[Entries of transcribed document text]
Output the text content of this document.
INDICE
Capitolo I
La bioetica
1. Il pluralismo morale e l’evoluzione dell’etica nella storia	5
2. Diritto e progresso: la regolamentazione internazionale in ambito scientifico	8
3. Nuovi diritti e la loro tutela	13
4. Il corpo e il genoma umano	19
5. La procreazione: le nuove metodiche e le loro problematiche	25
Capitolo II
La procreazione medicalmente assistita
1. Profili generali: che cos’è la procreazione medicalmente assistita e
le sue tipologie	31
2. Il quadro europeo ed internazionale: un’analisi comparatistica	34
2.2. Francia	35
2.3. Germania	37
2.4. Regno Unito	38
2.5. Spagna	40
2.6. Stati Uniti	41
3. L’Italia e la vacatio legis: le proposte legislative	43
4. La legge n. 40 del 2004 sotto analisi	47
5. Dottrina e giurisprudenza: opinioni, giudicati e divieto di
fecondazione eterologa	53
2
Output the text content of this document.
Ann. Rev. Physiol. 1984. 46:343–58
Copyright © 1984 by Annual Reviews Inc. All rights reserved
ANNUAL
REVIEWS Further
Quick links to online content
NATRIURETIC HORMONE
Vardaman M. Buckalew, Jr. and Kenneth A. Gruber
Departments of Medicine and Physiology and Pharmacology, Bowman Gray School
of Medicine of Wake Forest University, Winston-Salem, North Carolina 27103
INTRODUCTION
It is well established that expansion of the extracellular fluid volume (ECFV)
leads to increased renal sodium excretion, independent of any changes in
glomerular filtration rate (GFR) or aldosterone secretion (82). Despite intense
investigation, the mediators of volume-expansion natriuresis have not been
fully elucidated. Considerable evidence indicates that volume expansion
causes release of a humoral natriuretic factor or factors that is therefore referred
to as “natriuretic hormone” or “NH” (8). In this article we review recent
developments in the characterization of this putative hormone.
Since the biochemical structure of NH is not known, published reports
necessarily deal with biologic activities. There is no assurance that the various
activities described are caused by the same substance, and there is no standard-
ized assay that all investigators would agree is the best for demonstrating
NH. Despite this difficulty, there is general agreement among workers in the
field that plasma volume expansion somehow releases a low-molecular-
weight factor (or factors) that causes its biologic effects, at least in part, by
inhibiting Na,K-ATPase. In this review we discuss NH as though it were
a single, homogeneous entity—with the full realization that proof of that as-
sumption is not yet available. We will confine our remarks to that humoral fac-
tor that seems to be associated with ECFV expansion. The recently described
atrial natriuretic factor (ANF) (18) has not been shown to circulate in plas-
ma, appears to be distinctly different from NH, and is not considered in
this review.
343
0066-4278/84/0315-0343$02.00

#### WORK ORDER
Wherever the string "causes" appears in the entries above, return the line it appears on.

#### ANSWER TO THE EXERCISE
causes release of a humoral natriuretic factor or factors that is therefore referred
weight factor (or factors) that causes its biologic effects, at least in part, by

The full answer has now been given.